_PROBLEM TO WORK ON_.
Take down each entry exactly as written.

_RECORDS FOR THIS EXERCISE_.
== == ==

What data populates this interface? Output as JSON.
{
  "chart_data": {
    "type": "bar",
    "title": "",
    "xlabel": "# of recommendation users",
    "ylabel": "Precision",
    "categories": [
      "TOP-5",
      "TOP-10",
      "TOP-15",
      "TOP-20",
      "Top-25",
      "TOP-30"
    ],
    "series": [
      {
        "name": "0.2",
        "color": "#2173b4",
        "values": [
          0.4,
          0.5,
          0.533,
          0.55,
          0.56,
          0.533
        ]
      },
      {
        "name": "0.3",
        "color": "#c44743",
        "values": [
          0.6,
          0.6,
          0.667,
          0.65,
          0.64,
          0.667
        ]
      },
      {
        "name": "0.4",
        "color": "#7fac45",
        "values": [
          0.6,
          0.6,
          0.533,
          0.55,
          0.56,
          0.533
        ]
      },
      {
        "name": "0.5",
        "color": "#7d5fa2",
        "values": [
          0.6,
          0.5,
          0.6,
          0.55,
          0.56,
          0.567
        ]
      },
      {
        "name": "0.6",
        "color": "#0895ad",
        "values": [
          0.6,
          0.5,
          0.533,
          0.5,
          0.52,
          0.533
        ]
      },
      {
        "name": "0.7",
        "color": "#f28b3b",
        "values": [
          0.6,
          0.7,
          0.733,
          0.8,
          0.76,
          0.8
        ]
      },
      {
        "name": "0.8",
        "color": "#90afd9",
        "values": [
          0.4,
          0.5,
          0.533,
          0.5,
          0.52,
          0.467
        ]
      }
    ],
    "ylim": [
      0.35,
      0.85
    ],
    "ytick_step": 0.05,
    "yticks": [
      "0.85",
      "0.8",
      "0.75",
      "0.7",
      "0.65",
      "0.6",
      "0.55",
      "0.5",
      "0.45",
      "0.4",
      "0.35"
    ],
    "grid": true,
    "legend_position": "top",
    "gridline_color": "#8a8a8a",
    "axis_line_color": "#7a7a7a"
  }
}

== == ==

_THE REPLY_.
What data populates this interface? Output as JSON.
{
  "chart_data": {
    "type": "bar",
    "title": "",
    "xlabel": "# of recommendation users",
    "ylabel": "Precision",
    "categories": [
      "TOP-5",
      "TOP-10",
      "TOP-15",
      "TOP-20",
      "Top-25",
      "TOP-30"
    ],
    "series": [
      {
        "name": "0.2",
        "color": "#2173b4",
        "values": [
          0.4,
          0.5,
          0.533,
          0.55,
          0.56,
          0.533
        ]
      },
      {
        "name": "0.3",
        "color": "#c44743",
        "values": [
          0.6,
          0.6,
          0.667,
          0.65,
          0.64,
          0.667
        ]
      },
      {
        "name": "0.4",
        "color": "#7fac45",
        "values": [
          0.6,
          0.6,
          0.533,
          0.55,
          0.56,
          0.533
        ]
      },
      {
        "name": "0.5",
        "color": "#7d5fa2",
        "values": [
          0.6,
          0.5,
          0.6,
          0.55,
          0.56,
          0.567
        ]
      },
      {
        "name": "0.6",
        "color": "#0895ad",
        "values": [
          0.6,
          0.5,
          0.533,
          0.5,
          0.52,
          0.533
        ]
      },
      {
        "name": "0.7",
        "color": "#f28b3b",
        "values": [
          0.6,
          0.7,
          0.733,
          0.8,
          0.76,
          0.8
        ]
      },
      {
        "name": "0.8",
        "color": "#90afd9",
        "values": [
          0.4,
          0.5,
          0.533,
          0.5,
          0.52,
          0.467
        ]
      }
    ],
    "ylim": [
      0.35,
      0.85
    ],
    "ytick_step": 0.05,
    "yticks": [
      "0.85",
      "0.8",
      "0.75",
      "0.7",
      "0.65",
      "0.6",
      "0.55",
      "0.5",
      "0.45",
      "0.4",
      "0.35"
    ],
    "grid": true,
    "legend_position": "top",
    "gridline_color": "#8a8a8a",
    "axis_line_color": "#7a7a7a"
  }
}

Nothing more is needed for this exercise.